* **Given data**:

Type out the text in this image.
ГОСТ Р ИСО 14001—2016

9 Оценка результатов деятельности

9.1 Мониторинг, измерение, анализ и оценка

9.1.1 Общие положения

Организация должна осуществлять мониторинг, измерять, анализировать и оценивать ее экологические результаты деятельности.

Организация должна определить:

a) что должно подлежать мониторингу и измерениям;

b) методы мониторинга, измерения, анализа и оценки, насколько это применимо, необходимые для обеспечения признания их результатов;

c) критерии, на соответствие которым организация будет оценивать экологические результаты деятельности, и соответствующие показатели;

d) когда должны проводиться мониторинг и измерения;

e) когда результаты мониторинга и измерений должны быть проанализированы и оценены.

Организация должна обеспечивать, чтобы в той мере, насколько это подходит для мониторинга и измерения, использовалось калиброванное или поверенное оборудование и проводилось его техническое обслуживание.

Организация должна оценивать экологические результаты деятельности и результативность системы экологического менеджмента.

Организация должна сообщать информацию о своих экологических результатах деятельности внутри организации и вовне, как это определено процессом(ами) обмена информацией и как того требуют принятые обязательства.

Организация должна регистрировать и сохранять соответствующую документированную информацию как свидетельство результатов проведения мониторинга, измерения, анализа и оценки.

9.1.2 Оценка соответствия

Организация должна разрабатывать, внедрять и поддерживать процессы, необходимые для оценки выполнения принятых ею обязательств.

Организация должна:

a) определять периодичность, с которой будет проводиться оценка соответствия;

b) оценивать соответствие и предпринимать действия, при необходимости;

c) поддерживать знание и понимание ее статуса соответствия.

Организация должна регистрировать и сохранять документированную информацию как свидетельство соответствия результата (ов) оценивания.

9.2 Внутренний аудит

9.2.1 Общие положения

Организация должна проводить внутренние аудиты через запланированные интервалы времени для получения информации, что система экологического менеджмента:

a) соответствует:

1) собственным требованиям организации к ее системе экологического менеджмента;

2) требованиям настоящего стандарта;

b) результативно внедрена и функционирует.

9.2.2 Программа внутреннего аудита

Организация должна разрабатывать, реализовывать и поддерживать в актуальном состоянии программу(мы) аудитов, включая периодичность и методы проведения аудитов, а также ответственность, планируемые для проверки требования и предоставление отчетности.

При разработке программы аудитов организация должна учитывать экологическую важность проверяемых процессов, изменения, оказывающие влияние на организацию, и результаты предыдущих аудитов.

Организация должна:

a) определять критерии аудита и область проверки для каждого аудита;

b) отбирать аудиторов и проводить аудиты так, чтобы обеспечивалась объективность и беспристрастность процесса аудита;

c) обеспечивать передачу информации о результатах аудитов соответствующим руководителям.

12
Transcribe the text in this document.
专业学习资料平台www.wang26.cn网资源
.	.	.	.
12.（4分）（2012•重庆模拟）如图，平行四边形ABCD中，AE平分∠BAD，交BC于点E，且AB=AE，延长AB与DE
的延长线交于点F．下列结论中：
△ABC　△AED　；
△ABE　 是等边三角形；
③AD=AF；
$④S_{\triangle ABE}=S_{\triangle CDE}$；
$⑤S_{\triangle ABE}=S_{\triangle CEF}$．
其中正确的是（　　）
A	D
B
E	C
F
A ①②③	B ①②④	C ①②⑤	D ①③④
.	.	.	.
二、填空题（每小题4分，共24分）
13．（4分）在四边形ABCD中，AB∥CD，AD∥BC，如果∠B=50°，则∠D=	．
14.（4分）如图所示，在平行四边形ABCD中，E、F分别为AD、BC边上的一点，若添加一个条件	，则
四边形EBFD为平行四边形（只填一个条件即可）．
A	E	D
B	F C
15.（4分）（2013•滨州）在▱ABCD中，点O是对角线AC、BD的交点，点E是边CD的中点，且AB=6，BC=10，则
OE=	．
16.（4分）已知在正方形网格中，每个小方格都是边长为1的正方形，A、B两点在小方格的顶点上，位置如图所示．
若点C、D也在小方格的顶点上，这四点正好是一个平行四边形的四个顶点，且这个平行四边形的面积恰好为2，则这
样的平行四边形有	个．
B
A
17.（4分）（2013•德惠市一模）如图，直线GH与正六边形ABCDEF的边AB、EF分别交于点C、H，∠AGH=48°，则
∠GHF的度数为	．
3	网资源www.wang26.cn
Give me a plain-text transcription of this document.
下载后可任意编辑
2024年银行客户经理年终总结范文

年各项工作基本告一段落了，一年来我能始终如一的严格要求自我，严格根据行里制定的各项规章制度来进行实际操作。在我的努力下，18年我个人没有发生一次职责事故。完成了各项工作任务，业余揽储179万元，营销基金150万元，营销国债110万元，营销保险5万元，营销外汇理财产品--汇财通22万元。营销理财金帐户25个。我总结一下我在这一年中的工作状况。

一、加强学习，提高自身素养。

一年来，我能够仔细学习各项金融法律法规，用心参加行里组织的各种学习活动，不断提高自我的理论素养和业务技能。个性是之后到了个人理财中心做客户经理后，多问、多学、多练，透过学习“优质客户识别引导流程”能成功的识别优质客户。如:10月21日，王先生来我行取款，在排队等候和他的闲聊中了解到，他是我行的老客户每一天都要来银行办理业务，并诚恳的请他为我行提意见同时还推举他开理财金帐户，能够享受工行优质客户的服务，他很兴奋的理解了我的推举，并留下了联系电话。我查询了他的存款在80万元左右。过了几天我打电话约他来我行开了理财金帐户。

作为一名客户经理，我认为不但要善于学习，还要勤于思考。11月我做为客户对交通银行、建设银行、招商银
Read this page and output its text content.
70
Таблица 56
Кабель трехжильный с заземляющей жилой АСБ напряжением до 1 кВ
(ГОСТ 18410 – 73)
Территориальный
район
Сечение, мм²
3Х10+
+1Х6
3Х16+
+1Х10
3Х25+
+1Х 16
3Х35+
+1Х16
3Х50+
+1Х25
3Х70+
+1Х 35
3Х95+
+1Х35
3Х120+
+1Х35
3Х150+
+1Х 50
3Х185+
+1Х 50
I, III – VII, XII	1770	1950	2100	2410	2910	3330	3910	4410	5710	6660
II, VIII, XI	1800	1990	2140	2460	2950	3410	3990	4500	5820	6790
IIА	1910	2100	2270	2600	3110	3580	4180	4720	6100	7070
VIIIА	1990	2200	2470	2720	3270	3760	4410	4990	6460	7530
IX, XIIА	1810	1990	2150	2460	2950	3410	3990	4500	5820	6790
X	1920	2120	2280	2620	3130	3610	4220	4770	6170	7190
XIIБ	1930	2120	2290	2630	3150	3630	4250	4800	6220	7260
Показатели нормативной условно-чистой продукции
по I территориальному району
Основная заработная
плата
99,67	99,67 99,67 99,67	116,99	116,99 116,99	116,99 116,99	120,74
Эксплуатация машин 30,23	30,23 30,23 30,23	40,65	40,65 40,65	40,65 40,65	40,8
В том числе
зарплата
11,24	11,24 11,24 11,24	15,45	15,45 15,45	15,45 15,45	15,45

* **Exercise instructions**: Copy out every line in the entries above that holds "экологические".

* **Task result**:
Организация должна осуществлять мониторинг, измерять, анализировать и оценивать ее экологические результаты деятельности.
c) критерии, на соответствие которым организация будет оценивать экологические результаты деятельности, и соответствующие показатели;
Организация должна оценивать экологические результаты деятельности и результативность системы экологического менеджмента.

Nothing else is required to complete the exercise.